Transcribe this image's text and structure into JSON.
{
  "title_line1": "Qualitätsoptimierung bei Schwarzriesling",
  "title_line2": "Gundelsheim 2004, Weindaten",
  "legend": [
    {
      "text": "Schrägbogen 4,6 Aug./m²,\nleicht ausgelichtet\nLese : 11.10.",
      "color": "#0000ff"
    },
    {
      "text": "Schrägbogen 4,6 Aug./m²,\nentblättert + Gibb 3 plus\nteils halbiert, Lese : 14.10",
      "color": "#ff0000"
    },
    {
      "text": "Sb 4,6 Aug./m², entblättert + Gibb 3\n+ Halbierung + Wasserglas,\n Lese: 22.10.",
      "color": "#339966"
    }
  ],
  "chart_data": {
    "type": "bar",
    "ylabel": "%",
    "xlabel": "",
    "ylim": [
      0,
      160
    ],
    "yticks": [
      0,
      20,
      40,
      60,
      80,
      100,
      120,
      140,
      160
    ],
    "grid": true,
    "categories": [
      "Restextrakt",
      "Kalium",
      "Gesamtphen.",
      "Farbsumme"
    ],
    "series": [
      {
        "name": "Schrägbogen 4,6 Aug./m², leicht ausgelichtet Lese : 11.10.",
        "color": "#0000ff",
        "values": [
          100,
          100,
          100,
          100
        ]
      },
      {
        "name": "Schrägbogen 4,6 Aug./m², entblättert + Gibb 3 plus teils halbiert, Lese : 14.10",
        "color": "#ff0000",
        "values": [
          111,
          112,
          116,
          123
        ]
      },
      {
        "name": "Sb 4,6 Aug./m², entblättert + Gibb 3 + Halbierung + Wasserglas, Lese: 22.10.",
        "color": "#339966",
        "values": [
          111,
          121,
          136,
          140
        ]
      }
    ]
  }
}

**The task:** Word for word, quote all of the data above.

**Task answer:**
Transcribe this image's text and structure into JSON.
{
  "title_line1": "Qualitätsoptimierung bei Schwarzriesling",
  "title_line2": "Gundelsheim 2004, Weindaten",
  "legend": [
    {
      "text": "Schrägbogen 4,6 Aug./m²,\nleicht ausgelichtet\nLese : 11.10.",
      "color": "#0000ff"
    },
    {
      "text": "Schrägbogen 4,6 Aug./m²,\nentblättert + Gibb 3 plus\nteils halbiert, Lese : 14.10",
      "color": "#ff0000"
    },
    {
      "text": "Sb 4,6 Aug./m², entblättert + Gibb 3\n+ Halbierung + Wasserglas,\n Lese: 22.10.",
      "color": "#339966"
    }
  ],
  "chart_data": {
    "type": "bar",
    "ylabel": "%",
    "xlabel": "",
    "ylim": [
      0,
      160
    ],
    "yticks": [
      0,
      20,
      40,
      60,
      80,
      100,
      120,
      140,
      160
    ],
    "grid": true,
    "categories": [
      "Restextrakt",
      "Kalium",
      "Gesamtphen.",
      "Farbsumme"
    ],
    "series": [
      {
        "name": "Schrägbogen 4,6 Aug./m², leicht ausgelichtet Lese : 11.10.",
        "color": "#0000ff",
        "values": [
          100,
          100,
          100,
          100
        ]
      },
      {
        "name": "Schrägbogen 4,6 Aug./m², entblättert + Gibb 3 plus teils halbiert, Lese : 14.10",
        "color": "#ff0000",
        "values": [
          111,
          112,
          116,
          123
        ]
      },
      {
        "name": "Sb 4,6 Aug./m², entblättert + Gibb 3 + Halbierung + Wasserglas, Lese: 22.10.",
        "color": "#339966",
        "values": [
          111,
          121,
          136,
          140
        ]
      }
    ]
  }
}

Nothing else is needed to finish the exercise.